▶ _WORK ITEM 1_:
In the theater review, who plays Steven?
▶ _WORK ITEM 2_:
Duplicate the part of the theater review starting at "Bringing off this" and ending at "would-be romantic partner.".

▶ _SUPPLIED PASSAGE_:
_ _ _ _ _

Within this defiantly comic context, Jeffrey embarks on a picaresque journey to emotional enlightenment. Once compulsively and joyously sexual, now spooked by disease, he turns his compulsiveness to exercise -- only to get hit on in the weight room. Predictably, he falls hard for Steven (Kent Johnson) and spends the rest of the play trying to avoid the inevitable. The scenes jump from the comically ordinary (Jeffrey's days as an "actor/waiter") to the comically absurd (an imaginary game show called It's Just Sex!), getting progressively darker but never losing their sardonic edge. Jeffrey becomes a sort of Everyman in the Valley of Death, trying hard to avoid survivor's guilt ("I can't keep passing out hors d'oeuvres in a graveyard"). But his friends insist on countering his "terminal gloom" with hard-won and resilient humor: "It's not a cure for AIDS, but it's the opposite of AIDS."
Bringing off this gallows comedy is no small trick, but the company here, under the direction of Michael Scheman (who assistant-directed the New York production) is as sharp as any I've seen at Stages in the last couple of seasons. Kirkendall's straight-arrow good looks and casual charm are smoothly effective, and he is supported by a strong crew spinning off his direct central performance. Kent Johnson handles cleanly and straightforwardly the role of Steven, Jeffrey's would-be romantic partner.
But these two principals are virtually overshadowed by all the campy business going on, to great delight, around them. Randall Jobe seizes his comic turns -- ranging from an "Indian" waiter to a cornpone cocksman to a pre-operative transsexual lesbian -- with his customary vengeance, and he is duly matched, in a series of bits nearly as delicious, by Adrian Cardell Porter. Connie Cooper is sharply-tuned in a bevy of female roles, running the gamut from a bullying New Age guru to a game-show hostess to the transsexual's devoted mama. Jeff Baldwin also goes through chameleonic changes and is especially effective as Father Dan, a randy priest with a theology based upon Broadway musicals. Father Dan begins as a caricature but becomes, in Rudnick's slightly surreal universe, a fount of pastoral wisdom: "blasphemy is the refusal of joy."

_ _ _ _ _

Collection entries

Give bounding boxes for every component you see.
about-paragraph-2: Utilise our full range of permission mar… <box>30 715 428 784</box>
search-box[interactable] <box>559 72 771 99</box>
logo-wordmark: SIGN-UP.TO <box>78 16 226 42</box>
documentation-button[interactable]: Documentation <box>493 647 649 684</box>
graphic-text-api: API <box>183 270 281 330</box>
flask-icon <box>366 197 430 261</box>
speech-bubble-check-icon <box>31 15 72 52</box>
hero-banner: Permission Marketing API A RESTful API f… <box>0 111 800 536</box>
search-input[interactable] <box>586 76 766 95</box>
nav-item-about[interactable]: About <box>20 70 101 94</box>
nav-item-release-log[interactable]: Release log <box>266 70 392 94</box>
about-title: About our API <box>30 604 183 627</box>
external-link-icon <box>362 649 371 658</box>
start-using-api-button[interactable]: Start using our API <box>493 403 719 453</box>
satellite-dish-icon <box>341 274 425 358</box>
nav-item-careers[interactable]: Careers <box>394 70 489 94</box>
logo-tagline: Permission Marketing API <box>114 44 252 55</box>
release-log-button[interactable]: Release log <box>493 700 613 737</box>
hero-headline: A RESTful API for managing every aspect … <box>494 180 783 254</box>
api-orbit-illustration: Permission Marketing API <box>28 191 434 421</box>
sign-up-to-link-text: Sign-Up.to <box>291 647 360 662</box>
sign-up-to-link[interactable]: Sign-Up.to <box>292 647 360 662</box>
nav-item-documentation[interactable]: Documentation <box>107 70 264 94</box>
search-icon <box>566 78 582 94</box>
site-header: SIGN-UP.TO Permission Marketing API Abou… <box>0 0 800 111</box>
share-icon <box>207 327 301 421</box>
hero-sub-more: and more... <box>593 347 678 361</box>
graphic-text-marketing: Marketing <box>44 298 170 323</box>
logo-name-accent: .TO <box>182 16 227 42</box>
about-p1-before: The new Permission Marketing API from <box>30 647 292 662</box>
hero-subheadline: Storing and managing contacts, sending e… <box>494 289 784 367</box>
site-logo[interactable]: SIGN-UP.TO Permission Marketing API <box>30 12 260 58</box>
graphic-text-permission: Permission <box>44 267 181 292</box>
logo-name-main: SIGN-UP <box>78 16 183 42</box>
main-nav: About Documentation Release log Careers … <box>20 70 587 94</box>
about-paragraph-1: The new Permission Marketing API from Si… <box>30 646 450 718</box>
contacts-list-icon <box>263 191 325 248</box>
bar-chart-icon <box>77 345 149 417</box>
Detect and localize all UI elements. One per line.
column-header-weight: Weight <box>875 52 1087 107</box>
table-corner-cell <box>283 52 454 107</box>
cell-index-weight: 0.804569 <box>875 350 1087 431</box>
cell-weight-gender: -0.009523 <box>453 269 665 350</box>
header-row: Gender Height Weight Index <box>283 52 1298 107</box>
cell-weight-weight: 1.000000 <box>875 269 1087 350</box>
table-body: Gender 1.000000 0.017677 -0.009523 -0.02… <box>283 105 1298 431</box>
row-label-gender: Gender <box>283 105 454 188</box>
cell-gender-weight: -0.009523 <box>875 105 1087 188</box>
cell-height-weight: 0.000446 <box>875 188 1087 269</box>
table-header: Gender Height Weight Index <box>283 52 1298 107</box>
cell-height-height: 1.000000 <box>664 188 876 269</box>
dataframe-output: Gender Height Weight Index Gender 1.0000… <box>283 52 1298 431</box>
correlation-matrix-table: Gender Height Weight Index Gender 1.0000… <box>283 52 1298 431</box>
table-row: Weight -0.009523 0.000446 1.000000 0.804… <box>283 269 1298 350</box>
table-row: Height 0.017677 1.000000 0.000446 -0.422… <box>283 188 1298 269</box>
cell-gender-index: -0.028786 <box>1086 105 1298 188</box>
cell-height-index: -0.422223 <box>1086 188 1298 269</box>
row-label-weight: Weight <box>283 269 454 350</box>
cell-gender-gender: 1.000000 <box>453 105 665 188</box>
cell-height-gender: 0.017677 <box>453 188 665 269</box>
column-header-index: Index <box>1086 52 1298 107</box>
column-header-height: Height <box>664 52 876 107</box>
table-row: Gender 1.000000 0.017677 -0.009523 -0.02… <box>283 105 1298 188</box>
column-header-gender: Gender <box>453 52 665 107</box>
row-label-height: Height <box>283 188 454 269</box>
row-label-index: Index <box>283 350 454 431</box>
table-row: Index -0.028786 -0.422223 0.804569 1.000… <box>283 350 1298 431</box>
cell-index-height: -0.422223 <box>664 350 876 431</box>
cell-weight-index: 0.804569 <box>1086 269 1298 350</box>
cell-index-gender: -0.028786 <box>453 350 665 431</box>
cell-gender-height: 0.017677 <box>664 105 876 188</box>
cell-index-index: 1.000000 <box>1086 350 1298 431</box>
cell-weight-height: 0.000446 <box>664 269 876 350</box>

_ _ _ _ _

▶ _PROBLEM SOLUTION 1_:
Kent Johnson

▶ _PROBLEM SOLUTION 2_:
Bringing off this gallows comedy is no small trick, but the company here, under the direction of Michael Scheman (who assistant-directed the New York production) is as sharp as any I've seen at Stages in the last couple of seasons. Kirkendall's straight-arrow good looks and casual charm are smoothly effective, and he is supported by a strong crew spinning off his direct central performance. Kent Johnson handles cleanly and straightforwardly the role of Steven, Jeffrey's would-be romantic partner.